* [Exercise goal] Check each line of the records below and collect those holding "style".

____

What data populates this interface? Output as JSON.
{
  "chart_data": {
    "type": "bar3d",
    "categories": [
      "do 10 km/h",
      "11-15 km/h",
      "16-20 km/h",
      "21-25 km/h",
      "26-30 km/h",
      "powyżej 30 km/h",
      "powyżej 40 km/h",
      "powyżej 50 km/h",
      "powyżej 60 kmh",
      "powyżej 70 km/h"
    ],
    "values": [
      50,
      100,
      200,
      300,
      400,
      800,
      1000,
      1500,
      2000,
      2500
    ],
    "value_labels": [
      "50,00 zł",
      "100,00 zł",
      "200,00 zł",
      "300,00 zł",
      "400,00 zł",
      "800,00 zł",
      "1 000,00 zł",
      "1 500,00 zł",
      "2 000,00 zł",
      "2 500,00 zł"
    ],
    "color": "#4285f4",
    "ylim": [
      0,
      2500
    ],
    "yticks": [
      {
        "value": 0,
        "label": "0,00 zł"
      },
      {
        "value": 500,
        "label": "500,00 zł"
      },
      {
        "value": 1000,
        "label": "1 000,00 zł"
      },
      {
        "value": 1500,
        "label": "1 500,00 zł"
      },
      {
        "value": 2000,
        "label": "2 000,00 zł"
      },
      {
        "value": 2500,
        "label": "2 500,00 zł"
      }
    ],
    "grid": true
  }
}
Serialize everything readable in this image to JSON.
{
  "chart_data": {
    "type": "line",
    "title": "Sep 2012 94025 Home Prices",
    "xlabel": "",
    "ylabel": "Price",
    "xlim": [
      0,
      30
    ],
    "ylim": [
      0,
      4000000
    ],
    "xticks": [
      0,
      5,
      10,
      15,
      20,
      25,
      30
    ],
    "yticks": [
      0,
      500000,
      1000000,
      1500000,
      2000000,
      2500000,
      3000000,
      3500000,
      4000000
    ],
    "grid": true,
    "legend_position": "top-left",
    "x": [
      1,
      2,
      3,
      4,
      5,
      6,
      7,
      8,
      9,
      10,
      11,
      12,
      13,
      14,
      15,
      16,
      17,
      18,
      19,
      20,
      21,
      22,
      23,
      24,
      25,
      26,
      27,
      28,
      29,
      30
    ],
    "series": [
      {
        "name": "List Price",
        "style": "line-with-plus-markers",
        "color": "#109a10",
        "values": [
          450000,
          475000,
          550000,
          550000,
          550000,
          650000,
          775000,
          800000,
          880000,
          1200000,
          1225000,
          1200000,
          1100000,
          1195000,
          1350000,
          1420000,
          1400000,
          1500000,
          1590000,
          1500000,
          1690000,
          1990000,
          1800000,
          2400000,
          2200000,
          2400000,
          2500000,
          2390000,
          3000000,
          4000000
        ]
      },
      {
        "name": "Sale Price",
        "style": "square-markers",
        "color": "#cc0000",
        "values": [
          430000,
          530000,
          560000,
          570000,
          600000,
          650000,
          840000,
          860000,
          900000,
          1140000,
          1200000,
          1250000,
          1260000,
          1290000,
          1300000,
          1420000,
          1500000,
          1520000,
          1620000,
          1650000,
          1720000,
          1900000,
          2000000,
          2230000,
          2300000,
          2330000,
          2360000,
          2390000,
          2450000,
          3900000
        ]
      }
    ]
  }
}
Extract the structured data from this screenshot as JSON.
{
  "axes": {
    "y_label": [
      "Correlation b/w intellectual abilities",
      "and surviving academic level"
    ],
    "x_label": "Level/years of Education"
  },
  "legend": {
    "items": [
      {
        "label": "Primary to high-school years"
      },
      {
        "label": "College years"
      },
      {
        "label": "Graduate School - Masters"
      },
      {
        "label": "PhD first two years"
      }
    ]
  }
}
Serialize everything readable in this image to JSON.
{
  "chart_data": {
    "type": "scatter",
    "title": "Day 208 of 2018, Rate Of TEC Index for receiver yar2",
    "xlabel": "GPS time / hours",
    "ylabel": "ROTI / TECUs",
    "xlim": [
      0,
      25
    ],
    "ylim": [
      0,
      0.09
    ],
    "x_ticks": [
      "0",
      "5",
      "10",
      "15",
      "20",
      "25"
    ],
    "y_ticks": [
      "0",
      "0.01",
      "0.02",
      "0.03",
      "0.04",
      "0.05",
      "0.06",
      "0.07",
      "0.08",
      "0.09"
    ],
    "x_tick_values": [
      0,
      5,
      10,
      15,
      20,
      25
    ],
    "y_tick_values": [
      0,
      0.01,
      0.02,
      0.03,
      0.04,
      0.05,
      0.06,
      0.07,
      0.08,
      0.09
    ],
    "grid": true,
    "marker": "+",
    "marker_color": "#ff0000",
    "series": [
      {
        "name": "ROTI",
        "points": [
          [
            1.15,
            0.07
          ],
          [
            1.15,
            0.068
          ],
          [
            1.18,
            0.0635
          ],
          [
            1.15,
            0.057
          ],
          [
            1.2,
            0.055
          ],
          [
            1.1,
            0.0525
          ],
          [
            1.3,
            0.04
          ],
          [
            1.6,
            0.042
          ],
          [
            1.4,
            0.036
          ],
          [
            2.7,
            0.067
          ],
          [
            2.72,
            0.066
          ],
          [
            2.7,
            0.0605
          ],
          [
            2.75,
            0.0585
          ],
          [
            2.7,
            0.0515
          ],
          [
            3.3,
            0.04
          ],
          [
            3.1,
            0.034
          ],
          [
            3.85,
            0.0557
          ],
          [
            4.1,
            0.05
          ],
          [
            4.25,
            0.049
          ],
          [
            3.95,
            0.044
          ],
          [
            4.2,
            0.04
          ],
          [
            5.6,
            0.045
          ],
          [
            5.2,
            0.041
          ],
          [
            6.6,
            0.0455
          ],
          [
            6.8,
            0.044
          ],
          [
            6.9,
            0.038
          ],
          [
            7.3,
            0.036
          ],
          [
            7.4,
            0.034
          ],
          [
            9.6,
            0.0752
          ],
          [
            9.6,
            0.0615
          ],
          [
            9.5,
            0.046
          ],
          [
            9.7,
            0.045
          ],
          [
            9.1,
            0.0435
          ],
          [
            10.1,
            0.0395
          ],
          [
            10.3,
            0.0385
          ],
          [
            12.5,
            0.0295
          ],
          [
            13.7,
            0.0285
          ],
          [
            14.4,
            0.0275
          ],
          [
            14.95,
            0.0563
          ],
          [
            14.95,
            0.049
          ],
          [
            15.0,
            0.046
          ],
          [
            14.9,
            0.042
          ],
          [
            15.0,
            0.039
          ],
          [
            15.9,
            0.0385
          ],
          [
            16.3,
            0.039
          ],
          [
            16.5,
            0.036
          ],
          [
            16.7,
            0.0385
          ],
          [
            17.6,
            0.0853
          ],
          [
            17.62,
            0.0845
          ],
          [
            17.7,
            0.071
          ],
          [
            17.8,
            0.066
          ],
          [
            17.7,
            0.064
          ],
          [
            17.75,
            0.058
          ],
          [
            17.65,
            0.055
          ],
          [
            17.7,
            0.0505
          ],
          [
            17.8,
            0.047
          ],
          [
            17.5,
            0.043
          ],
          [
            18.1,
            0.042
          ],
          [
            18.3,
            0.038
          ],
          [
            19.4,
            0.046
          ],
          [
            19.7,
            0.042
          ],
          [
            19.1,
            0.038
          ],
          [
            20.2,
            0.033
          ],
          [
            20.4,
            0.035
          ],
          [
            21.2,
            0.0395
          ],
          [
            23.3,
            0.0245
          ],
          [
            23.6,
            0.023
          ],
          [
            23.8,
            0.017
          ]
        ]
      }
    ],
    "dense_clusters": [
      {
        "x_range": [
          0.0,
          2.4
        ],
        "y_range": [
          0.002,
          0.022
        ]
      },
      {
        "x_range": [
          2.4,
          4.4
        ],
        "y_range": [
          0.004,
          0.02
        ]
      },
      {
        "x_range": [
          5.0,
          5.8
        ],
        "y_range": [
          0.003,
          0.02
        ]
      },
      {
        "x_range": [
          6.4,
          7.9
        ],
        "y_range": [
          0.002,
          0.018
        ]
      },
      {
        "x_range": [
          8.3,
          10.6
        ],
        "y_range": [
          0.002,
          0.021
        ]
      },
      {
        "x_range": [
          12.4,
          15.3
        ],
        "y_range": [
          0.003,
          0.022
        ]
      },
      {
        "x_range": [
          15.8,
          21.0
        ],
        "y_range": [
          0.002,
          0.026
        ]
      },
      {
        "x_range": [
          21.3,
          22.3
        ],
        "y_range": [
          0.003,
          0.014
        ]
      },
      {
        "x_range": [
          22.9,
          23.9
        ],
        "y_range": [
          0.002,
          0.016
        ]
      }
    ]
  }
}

____

* [Solution to the exercise]
        "style": "line-with-plus-markers",
        "style": "square-markers",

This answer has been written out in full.